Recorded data
>> BEGIN

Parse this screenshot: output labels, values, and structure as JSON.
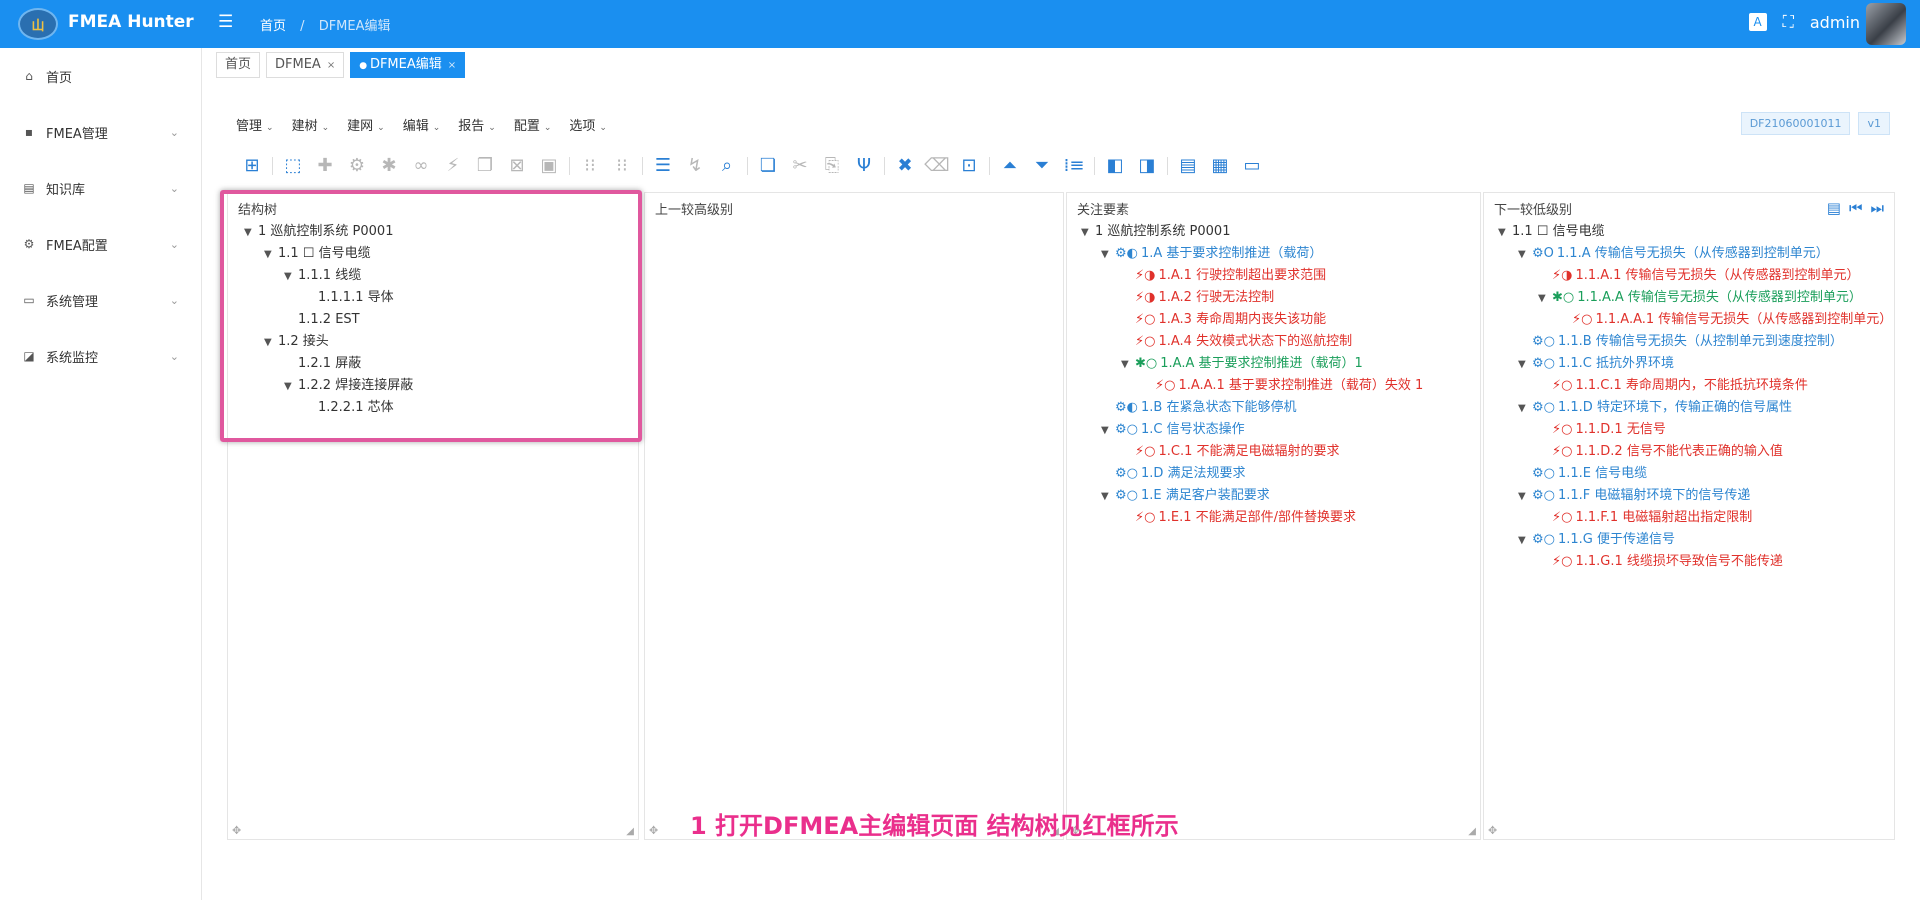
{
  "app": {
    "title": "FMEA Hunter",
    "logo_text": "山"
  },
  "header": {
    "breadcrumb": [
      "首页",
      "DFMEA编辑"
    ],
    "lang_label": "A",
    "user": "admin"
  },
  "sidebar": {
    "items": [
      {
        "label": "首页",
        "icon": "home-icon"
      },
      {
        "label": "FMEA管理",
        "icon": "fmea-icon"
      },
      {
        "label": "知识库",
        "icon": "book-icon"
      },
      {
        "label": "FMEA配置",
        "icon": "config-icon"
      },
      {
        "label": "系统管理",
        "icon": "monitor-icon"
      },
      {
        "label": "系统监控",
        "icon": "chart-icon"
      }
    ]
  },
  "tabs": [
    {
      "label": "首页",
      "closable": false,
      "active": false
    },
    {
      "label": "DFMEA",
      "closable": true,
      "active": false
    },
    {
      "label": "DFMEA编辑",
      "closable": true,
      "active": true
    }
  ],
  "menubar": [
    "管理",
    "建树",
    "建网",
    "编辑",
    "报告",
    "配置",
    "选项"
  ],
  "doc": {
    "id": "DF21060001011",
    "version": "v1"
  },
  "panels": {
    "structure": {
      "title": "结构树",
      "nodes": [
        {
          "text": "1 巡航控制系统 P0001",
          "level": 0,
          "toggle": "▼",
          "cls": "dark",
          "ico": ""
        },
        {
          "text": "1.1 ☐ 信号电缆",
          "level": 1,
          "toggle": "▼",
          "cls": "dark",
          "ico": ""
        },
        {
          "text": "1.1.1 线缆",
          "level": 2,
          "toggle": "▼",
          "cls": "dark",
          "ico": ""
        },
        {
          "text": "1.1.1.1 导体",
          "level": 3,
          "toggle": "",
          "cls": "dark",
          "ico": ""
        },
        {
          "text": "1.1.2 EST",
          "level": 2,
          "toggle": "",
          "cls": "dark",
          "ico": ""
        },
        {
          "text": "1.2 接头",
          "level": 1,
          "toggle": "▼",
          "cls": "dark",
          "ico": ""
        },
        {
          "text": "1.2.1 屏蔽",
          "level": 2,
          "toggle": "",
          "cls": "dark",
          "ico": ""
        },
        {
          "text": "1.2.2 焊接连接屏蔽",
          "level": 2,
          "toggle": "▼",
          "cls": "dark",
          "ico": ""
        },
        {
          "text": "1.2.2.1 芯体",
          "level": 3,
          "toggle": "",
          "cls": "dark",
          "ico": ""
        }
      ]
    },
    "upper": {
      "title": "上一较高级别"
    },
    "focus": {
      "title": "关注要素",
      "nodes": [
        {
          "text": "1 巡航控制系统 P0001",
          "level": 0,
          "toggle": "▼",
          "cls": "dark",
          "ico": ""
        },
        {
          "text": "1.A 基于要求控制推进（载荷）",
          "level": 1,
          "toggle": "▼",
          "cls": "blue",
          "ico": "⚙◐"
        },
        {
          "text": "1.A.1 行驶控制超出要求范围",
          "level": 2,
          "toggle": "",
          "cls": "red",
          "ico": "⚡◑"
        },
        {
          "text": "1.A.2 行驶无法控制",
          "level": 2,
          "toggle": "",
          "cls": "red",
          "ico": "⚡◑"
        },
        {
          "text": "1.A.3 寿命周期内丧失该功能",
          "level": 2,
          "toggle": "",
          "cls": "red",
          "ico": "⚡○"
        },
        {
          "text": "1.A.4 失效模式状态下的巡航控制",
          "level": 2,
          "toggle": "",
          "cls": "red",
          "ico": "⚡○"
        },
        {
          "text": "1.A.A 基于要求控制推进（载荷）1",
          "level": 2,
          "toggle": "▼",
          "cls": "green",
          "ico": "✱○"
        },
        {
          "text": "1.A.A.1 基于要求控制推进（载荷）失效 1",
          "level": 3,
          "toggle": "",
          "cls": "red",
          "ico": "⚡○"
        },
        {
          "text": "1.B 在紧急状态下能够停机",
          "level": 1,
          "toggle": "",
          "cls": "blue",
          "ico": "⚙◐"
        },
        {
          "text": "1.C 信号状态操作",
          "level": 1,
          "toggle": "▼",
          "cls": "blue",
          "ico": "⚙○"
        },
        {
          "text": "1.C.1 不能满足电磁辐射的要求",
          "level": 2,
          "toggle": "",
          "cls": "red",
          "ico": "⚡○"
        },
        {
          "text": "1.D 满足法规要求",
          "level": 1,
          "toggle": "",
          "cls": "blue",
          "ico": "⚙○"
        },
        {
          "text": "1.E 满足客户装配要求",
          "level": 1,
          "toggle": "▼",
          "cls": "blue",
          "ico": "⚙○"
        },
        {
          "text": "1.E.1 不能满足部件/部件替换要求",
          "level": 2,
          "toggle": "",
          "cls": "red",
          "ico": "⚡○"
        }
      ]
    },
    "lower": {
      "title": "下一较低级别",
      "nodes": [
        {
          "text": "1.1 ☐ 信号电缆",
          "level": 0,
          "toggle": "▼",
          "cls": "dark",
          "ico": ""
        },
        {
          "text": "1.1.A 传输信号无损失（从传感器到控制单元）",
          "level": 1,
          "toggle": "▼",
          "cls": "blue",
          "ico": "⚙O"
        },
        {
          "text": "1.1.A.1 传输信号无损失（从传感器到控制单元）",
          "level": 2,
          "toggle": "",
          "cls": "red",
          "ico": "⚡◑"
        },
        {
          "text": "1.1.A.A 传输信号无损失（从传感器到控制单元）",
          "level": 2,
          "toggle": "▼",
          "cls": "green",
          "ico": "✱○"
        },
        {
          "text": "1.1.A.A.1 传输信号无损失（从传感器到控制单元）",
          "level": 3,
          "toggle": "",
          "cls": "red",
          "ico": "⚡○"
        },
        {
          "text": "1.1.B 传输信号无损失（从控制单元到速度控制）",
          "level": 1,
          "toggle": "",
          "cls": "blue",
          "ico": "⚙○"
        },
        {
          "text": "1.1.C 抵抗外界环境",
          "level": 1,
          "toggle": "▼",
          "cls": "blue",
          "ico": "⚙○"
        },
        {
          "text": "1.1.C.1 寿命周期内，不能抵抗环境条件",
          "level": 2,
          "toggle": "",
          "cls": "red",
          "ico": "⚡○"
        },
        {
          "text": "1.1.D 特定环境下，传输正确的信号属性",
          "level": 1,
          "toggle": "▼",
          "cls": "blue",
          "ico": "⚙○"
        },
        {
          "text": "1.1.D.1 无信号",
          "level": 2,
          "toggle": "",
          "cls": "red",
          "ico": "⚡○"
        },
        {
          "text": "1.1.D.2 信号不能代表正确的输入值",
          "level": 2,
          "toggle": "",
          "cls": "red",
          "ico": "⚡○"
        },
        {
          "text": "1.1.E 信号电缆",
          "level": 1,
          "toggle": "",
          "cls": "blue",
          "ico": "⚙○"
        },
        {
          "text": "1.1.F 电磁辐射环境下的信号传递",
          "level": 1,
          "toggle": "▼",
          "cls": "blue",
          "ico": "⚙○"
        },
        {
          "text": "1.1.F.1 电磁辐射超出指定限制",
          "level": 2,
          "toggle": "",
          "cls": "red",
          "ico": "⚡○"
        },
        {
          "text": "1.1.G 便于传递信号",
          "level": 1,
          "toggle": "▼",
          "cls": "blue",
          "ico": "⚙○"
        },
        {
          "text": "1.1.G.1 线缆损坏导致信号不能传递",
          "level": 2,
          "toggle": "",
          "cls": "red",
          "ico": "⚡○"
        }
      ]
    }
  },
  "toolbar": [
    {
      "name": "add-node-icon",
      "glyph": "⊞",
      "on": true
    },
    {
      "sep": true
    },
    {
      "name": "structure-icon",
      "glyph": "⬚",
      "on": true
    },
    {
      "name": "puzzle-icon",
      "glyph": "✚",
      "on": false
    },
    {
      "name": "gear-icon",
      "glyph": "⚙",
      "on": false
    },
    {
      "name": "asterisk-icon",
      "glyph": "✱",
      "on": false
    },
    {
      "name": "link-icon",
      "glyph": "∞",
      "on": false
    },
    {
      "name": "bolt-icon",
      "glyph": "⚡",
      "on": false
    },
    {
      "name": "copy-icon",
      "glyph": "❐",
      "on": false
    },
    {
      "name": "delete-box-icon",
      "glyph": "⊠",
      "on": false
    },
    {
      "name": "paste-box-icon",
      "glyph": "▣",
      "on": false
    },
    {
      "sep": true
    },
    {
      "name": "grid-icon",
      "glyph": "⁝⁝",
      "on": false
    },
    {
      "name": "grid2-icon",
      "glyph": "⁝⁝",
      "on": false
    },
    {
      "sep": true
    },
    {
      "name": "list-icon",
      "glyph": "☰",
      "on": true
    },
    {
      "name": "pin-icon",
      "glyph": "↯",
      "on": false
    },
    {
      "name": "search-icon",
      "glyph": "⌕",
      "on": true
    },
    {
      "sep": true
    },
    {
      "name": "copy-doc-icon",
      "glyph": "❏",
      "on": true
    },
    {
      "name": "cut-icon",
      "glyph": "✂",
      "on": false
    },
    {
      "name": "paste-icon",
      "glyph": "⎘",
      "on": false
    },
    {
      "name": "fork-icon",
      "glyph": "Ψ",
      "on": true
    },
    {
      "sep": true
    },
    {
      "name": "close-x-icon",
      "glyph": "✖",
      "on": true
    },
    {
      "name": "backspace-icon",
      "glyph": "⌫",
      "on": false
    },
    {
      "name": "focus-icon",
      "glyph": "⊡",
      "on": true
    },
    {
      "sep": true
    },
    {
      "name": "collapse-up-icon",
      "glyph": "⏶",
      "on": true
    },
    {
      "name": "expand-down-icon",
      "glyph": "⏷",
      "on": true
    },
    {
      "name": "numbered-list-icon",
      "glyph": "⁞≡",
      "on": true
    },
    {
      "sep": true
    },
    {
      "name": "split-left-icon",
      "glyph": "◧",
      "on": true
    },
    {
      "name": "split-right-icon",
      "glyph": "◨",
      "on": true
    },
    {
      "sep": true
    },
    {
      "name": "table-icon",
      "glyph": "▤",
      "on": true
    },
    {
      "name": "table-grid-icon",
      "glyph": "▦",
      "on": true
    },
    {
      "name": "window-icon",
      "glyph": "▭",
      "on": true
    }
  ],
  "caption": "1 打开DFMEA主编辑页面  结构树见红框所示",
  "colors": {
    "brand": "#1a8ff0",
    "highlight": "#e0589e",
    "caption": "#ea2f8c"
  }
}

>> END
>> BEGIN

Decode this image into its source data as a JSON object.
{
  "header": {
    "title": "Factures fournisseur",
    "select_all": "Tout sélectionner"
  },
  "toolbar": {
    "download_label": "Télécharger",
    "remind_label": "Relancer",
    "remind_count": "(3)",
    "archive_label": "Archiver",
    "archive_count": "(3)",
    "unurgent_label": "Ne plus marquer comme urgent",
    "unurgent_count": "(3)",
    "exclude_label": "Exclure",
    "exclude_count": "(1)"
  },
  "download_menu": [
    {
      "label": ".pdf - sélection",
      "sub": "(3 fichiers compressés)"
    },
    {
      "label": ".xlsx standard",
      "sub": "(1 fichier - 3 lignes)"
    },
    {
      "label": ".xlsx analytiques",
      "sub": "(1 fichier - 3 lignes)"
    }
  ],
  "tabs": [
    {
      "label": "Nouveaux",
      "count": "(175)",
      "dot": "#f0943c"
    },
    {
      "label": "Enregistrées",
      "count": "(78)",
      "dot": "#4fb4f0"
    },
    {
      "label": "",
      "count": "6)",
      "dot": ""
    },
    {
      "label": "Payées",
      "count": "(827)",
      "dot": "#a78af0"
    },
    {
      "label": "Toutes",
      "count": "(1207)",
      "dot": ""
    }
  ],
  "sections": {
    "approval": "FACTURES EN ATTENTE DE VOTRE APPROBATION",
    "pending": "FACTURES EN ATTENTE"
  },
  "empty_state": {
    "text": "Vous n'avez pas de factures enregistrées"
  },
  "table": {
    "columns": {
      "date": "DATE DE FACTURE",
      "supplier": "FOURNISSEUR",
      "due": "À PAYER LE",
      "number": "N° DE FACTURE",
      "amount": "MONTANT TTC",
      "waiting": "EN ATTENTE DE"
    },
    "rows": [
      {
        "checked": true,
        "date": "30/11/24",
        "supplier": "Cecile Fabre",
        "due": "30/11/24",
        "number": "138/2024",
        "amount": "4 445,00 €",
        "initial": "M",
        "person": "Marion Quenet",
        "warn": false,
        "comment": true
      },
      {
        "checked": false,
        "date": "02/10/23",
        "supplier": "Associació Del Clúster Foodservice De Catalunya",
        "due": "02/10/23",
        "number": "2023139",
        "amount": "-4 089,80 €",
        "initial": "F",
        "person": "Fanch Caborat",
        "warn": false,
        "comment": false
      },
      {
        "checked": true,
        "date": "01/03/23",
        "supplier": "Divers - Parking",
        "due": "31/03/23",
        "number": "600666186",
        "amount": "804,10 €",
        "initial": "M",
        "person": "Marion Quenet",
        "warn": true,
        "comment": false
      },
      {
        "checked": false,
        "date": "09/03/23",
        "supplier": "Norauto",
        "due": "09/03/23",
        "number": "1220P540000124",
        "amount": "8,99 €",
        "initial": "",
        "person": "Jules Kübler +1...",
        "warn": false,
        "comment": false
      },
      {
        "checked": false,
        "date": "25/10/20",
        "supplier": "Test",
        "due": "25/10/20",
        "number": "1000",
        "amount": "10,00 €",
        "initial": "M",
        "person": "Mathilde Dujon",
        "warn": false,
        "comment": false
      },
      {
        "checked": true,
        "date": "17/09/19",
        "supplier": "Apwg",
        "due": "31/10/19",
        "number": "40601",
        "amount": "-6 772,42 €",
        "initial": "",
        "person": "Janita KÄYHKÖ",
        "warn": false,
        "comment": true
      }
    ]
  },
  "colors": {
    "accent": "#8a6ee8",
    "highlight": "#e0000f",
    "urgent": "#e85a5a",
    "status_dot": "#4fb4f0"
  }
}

>> END

Aim of the task
Provide the number of lines in the data above that contain the string "传输信号无损失", and nothing else.

Reply
5